══ Data records ══

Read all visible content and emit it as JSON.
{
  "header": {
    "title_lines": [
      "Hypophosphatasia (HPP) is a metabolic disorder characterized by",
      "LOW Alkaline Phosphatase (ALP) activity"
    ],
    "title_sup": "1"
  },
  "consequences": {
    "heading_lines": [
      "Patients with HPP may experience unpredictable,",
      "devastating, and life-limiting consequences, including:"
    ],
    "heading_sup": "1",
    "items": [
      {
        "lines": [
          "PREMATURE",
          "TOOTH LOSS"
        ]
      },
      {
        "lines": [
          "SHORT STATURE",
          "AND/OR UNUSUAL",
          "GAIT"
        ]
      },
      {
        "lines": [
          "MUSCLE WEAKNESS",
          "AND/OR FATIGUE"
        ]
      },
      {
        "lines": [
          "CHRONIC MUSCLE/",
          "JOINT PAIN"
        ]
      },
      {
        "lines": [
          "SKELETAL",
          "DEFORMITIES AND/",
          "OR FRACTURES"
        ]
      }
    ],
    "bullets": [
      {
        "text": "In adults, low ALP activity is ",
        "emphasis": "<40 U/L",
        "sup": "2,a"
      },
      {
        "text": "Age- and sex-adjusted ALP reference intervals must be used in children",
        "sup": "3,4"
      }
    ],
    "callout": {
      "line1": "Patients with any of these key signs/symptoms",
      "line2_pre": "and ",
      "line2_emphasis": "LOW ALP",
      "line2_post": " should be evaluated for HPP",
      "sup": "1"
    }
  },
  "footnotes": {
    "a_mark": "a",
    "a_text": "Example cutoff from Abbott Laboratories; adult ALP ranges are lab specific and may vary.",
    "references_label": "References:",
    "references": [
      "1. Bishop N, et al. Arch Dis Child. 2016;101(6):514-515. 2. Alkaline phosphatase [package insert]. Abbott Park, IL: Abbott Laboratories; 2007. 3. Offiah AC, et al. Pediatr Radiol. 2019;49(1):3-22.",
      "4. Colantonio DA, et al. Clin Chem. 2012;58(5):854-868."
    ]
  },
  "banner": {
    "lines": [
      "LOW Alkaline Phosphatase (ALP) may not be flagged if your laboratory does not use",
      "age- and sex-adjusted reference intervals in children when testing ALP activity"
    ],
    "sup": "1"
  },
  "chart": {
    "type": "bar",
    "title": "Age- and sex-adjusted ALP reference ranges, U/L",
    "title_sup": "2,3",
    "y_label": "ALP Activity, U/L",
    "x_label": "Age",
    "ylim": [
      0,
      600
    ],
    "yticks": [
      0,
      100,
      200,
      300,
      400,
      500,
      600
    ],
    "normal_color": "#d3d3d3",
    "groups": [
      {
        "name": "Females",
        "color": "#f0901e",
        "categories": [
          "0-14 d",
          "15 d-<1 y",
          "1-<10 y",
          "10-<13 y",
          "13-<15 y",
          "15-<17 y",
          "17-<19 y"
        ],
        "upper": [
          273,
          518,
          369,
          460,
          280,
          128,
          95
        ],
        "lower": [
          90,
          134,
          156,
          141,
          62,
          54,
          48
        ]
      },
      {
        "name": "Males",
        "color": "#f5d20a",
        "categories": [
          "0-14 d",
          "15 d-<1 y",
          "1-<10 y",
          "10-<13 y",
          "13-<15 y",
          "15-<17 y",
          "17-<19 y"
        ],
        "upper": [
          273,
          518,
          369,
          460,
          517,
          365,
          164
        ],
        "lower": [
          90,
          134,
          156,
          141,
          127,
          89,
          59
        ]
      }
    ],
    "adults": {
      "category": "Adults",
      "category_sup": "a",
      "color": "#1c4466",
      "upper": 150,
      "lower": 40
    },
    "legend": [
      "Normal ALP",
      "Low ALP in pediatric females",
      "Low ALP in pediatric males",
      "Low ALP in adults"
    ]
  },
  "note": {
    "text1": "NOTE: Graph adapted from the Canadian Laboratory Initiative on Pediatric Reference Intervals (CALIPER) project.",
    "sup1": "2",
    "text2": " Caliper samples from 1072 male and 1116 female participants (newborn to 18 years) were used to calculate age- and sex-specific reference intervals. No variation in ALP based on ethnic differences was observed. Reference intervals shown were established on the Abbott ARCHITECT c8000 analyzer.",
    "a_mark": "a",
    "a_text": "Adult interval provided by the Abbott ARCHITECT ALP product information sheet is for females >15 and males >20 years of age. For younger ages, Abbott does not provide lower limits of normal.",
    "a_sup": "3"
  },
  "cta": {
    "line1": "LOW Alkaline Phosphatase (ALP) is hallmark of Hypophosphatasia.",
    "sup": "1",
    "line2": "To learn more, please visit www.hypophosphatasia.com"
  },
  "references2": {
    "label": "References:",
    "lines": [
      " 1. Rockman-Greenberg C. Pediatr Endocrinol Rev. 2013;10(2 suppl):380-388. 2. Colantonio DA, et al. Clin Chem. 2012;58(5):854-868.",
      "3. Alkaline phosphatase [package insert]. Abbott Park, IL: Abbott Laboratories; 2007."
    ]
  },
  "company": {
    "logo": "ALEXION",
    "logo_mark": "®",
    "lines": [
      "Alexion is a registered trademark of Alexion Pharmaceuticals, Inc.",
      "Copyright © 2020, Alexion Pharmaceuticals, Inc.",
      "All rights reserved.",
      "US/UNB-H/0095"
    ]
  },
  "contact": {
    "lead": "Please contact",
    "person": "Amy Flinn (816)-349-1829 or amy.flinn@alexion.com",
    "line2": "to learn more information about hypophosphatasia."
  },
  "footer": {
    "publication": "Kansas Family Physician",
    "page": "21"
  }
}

═══

▶ Exercise requirements: Search the entries for the word "more", then copy every line in which it is found.

▶ Answer for this exercise:
    "line2": "To learn more, please visit www.hypophosphatasia.com"
    "line2": "to learn more information about hypophosphatasia."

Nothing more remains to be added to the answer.